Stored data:
═══

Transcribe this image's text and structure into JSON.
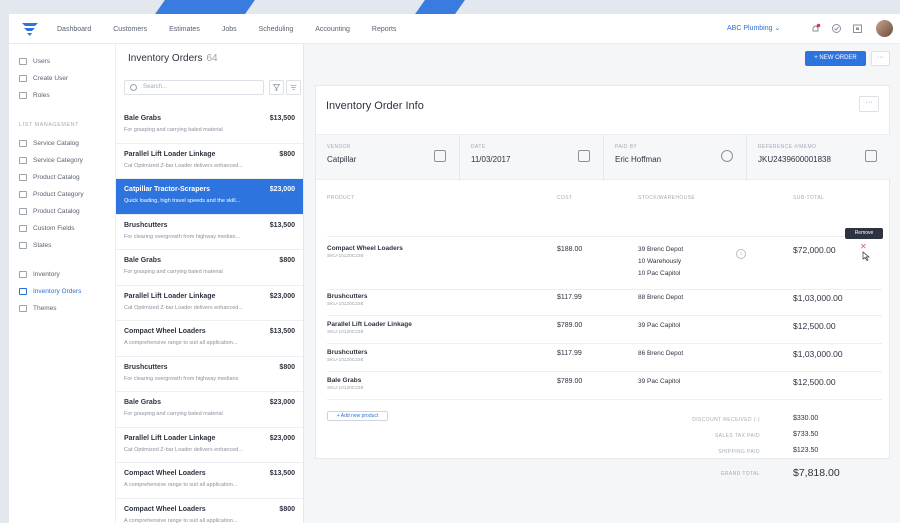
{
  "topnav": {
    "links": [
      "Dashboard",
      "Customers",
      "Estimates",
      "Jobs",
      "Scheduling",
      "Accounting",
      "Reports"
    ],
    "company": "ABC Plumbing ⌄",
    "icons": [
      "notification-icon",
      "check-icon",
      "calendar-icon"
    ]
  },
  "sidebar": {
    "items_top": [
      "Users",
      "Create User",
      "Roles"
    ],
    "section_header": "LIST MANAGEMENT",
    "items_list": [
      "Service Catalog",
      "Service Category",
      "Product Catalog",
      "Product Category",
      "Product Catalog",
      "Custom Fields",
      "States"
    ],
    "items_bottom": [
      "Inventory",
      "Inventory Orders",
      "Themes"
    ],
    "active": "Inventory Orders"
  },
  "list": {
    "title": "Inventory Orders",
    "count": "64",
    "search_placeholder": "Search...",
    "rows": [
      {
        "name": "Bale Grabs",
        "price": "$13,500",
        "desc": "For grasping and carrying baled material",
        "selected": false
      },
      {
        "name": "Parallel Lift Loader Linkage",
        "price": "$800",
        "desc": "Cat Optimized Z-bar Loader delivers enhanced...",
        "selected": false
      },
      {
        "name": "Catpillar Tractor-Scrapers",
        "price": "$23,000",
        "desc": "Quick loading, high travel speeds and the skill...",
        "selected": true
      },
      {
        "name": "Brushcutters",
        "price": "$13,500",
        "desc": "For clearing overgrowth from highway median...",
        "selected": false
      },
      {
        "name": "Bale Grabs",
        "price": "$800",
        "desc": "For grasping and carrying baled material",
        "selected": false
      },
      {
        "name": "Parallel Lift Loader Linkage",
        "price": "$23,000",
        "desc": "Cat Optimized Z-bar Loader delivers enhanced...",
        "selected": false
      },
      {
        "name": "Compact Wheel Loaders",
        "price": "$13,500",
        "desc": "A comprehensive range to suit all application...",
        "selected": false
      },
      {
        "name": "Brushcutters",
        "price": "$800",
        "desc": "For clearing overgrowth from highway medians",
        "selected": false
      },
      {
        "name": "Bale Grabs",
        "price": "$23,000",
        "desc": "For grasping and carrying baled material",
        "selected": false
      },
      {
        "name": "Parallel Lift Loader Linkage",
        "price": "$23,000",
        "desc": "Cat Optimized Z-bar Loader delivers enhanced...",
        "selected": false
      },
      {
        "name": "Compact Wheel Loaders",
        "price": "$13,500",
        "desc": "A comprehensive range to suit all application...",
        "selected": false
      },
      {
        "name": "Compact Wheel Loaders",
        "price": "$800",
        "desc": "A comprehensive range to suit all application...",
        "selected": false
      }
    ]
  },
  "main": {
    "new_order_label": "+ NEW ORDER",
    "more_label": "···",
    "card_title": "Inventory Order Info",
    "info": {
      "vendor_label": "VENDOR",
      "vendor": "Catpillar",
      "date_label": "DATE",
      "date": "11/03/2017",
      "paid_by_label": "PAID BY",
      "paid_by": "Eric Hoffman",
      "ref_label": "REFERENCE #/MEMO",
      "ref": "JKU2439600001838"
    },
    "columns": {
      "product": "PRODUCT",
      "cost": "COST",
      "stock": "STOCK/WAREHOUSE",
      "subtotal": "SUB-TOTAL"
    },
    "products": [
      {
        "name": "Compact Wheel Loaders",
        "sku": "SKU-10120C238",
        "cost": "$188.00",
        "stock": [
          "39 Brenc Depot",
          "10 Warehously",
          "10 Pac Capitol"
        ],
        "total": "$72,000.00"
      },
      {
        "name": "Brushcutters",
        "sku": "SKU-10120C238",
        "cost": "$117.99",
        "stock": [
          "88 Brenc Depot"
        ],
        "total": "$1,03,000.00"
      },
      {
        "name": "Parallel Lift Loader Linkage",
        "sku": "SKU-10120C238",
        "cost": "$789.00",
        "stock": [
          "39 Pac Capitol"
        ],
        "total": "$12,500.00"
      },
      {
        "name": "Brushcutters",
        "sku": "SKU-10120C238",
        "cost": "$117.99",
        "stock": [
          "86 Brenc Depot"
        ],
        "total": "$1,03,000.00"
      },
      {
        "name": "Bale Grabs",
        "sku": "SKU-10120C238",
        "cost": "$789.00",
        "stock": [
          "39 Pac Capitol"
        ],
        "total": "$12,500.00"
      }
    ],
    "tooltip": "Remove",
    "remove_glyph": "✕",
    "add_product_label": "+ Add new product",
    "summary": {
      "discount_label": "DISCOUNT RECEIVED (-)",
      "discount": "$330.00",
      "tax_label": "SALES TAX PAID",
      "tax": "$733.50",
      "shipping_label": "SHIPPING PAID",
      "shipping": "$123.50",
      "grand_label": "GRAND TOTAL",
      "grand": "$7,818.00"
    }
  }
}
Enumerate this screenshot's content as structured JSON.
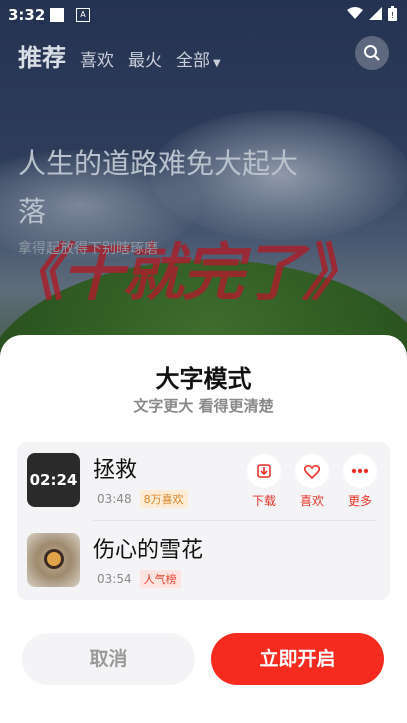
{
  "status_bar": {
    "time": "3:32"
  },
  "nav": {
    "tabs": [
      {
        "label": "推荐"
      },
      {
        "label": "喜欢"
      },
      {
        "label": "最火"
      },
      {
        "label": "全部"
      }
    ]
  },
  "background": {
    "headline": "人生的道路难免大起大落",
    "subline": "拿得起放得下别瞎琢磨",
    "title_art": "《干就完了》"
  },
  "sheet": {
    "title": "大字模式",
    "subtitle": "文字更大 看得更清楚",
    "songs": [
      {
        "name": "拯救",
        "thumb_text": "02:24",
        "duration": "03:48",
        "badge": "8万喜欢"
      },
      {
        "name": "伤心的雪花",
        "duration": "03:54",
        "badge": "人气榜"
      }
    ],
    "actions": [
      {
        "label": "下载",
        "icon": "download-icon"
      },
      {
        "label": "喜欢",
        "icon": "heart-icon"
      },
      {
        "label": "更多",
        "icon": "more-icon"
      }
    ],
    "cancel_label": "取消",
    "confirm_label": "立即开启"
  },
  "colors": {
    "accent": "#f62b20",
    "badge_orange": "#d6852a",
    "badge_red": "#e8432f"
  }
}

═══

Task directions:
Transcribe each line above verbatim, with the pictures left out.

Exercise solution:
Transcribe this image's text and structure into JSON.
{
  "topnav": {
    "links": [
      "Dashboard",
      "Customers",
      "Estimates",
      "Jobs",
      "Scheduling",
      "Accounting",
      "Reports"
    ],
    "company": "ABC Plumbing ⌄",
    "icons": [
      "notification-icon",
      "check-icon",
      "calendar-icon"
    ]
  },
  "sidebar": {
    "items_top": [
      "Users",
      "Create User",
      "Roles"
    ],
    "section_header": "LIST MANAGEMENT",
    "items_list": [
      "Service Catalog",
      "Service Category",
      "Product Catalog",
      "Product Category",
      "Product Catalog",
      "Custom Fields",
      "States"
    ],
    "items_bottom": [
      "Inventory",
      "Inventory Orders",
      "Themes"
    ],
    "active": "Inventory Orders"
  },
  "list": {
    "title": "Inventory Orders",
    "count": "64",
    "search_placeholder": "Search...",
    "rows": [
      {
        "name": "Bale Grabs",
        "price": "$13,500",
        "desc": "For grasping and carrying baled material",
        "selected": false
      },
      {
        "name": "Parallel Lift Loader Linkage",
        "price": "$800",
        "desc": "Cat Optimized Z-bar Loader delivers enhanced...",
        "selected": false
      },
      {
        "name": "Catpillar Tractor-Scrapers",
        "price": "$23,000",
        "desc": "Quick loading, high travel speeds and the skill...",
        "selected": true
      },
      {
        "name": "Brushcutters",
        "price": "$13,500",
        "desc": "For clearing overgrowth from highway median...",
        "selected": false
      },
      {
        "name": "Bale Grabs",
        "price": "$800",
        "desc": "For grasping and carrying baled material",
        "selected": false
      },
      {
        "name": "Parallel Lift Loader Linkage",
        "price": "$23,000",
        "desc": "Cat Optimized Z-bar Loader delivers enhanced...",
        "selected": false
      },
      {
        "name": "Compact Wheel Loaders",
        "price": "$13,500",
        "desc": "A comprehensive range to suit all application...",
        "selected": false
      },
      {
        "name": "Brushcutters",
        "price": "$800",
        "desc": "For clearing overgrowth from highway medians",
        "selected": false
      },
      {
        "name": "Bale Grabs",
        "price": "$23,000",
        "desc": "For grasping and carrying baled material",
        "selected": false
      },
      {
        "name": "Parallel Lift Loader Linkage",
        "price": "$23,000",
        "desc": "Cat Optimized Z-bar Loader delivers enhanced...",
        "selected": false
      },
      {
        "name": "Compact Wheel Loaders",
        "price": "$13,500",
        "desc": "A comprehensive range to suit all application...",
        "selected": false
      },
      {
        "name": "Compact Wheel Loaders",
        "price": "$800",
        "desc": "A comprehensive range to suit all application...",
        "selected": false
      }
    ]
  },
  "main": {
    "new_order_label": "+ NEW ORDER",
    "more_label": "···",
    "card_title": "Inventory Order Info",
    "info": {
      "vendor_label": "VENDOR",
      "vendor": "Catpillar",
      "date_label": "DATE",
      "date": "11/03/2017",
      "paid_by_label": "PAID BY",
      "paid_by": "Eric Hoffman",
      "ref_label": "REFERENCE #/MEMO",
      "ref": "JKU2439600001838"
    },
    "columns": {
      "product": "PRODUCT",
      "cost": "COST",
      "stock": "STOCK/WAREHOUSE",
      "subtotal": "SUB-TOTAL"
    },
    "products": [
      {
        "name": "Compact Wheel Loaders",
        "sku": "SKU-10120C238",
        "cost": "$188.00",
        "stock": [
          "39 Brenc Depot",
          "10 Warehously",
          "10 Pac Capitol"
        ],
        "total": "$72,000.00"
      },
      {
        "name": "Brushcutters",
        "sku": "SKU-10120C238",
        "cost": "$117.99",
        "stock": [
          "88 Brenc Depot"
        ],
        "total": "$1,03,000.00"
      },
      {
        "name": "Parallel Lift Loader Linkage",
        "sku": "SKU-10120C238",
        "cost": "$789.00",
        "stock": [
          "39 Pac Capitol"
        ],
        "total": "$12,500.00"
      },
      {
        "name": "Brushcutters",
        "sku": "SKU-10120C238",
        "cost": "$117.99",
        "stock": [
          "86 Brenc Depot"
        ],
        "total": "$1,03,000.00"
      },
      {
        "name": "Bale Grabs",
        "sku": "SKU-10120C238",
        "cost": "$789.00",
        "stock": [
          "39 Pac Capitol"
        ],
        "total": "$12,500.00"
      }
    ],
    "tooltip": "Remove",
    "remove_glyph": "✕",
    "add_product_label": "+ Add new product",
    "summary": {
      "discount_label": "DISCOUNT RECEIVED (-)",
      "discount": "$330.00",
      "tax_label": "SALES TAX PAID",
      "tax": "$733.50",
      "shipping_label": "SHIPPING PAID",
      "shipping": "$123.50",
      "grand_label": "GRAND TOTAL",
      "grand": "$7,818.00"
    }
  }
}
Enumerate this screenshot's content as structured JSON.
{
  "status_bar": {
    "time": "3:32"
  },
  "nav": {
    "tabs": [
      {
        "label": "推荐"
      },
      {
        "label": "喜欢"
      },
      {
        "label": "最火"
      },
      {
        "label": "全部"
      }
    ]
  },
  "background": {
    "headline": "人生的道路难免大起大落",
    "subline": "拿得起放得下别瞎琢磨",
    "title_art": "《干就完了》"
  },
  "sheet": {
    "title": "大字模式",
    "subtitle": "文字更大 看得更清楚",
    "songs": [
      {
        "name": "拯救",
        "thumb_text": "02:24",
        "duration": "03:48",
        "badge": "8万喜欢"
      },
      {
        "name": "伤心的雪花",
        "duration": "03:54",
        "badge": "人气榜"
      }
    ],
    "actions": [
      {
        "label": "下载",
        "icon": "download-icon"
      },
      {
        "label": "喜欢",
        "icon": "heart-icon"
      },
      {
        "label": "更多",
        "icon": "more-icon"
      }
    ],
    "cancel_label": "取消",
    "confirm_label": "立即开启"
  },
  "colors": {
    "accent": "#f62b20",
    "badge_orange": "#d6852a",
    "badge_red": "#e8432f"
  }
}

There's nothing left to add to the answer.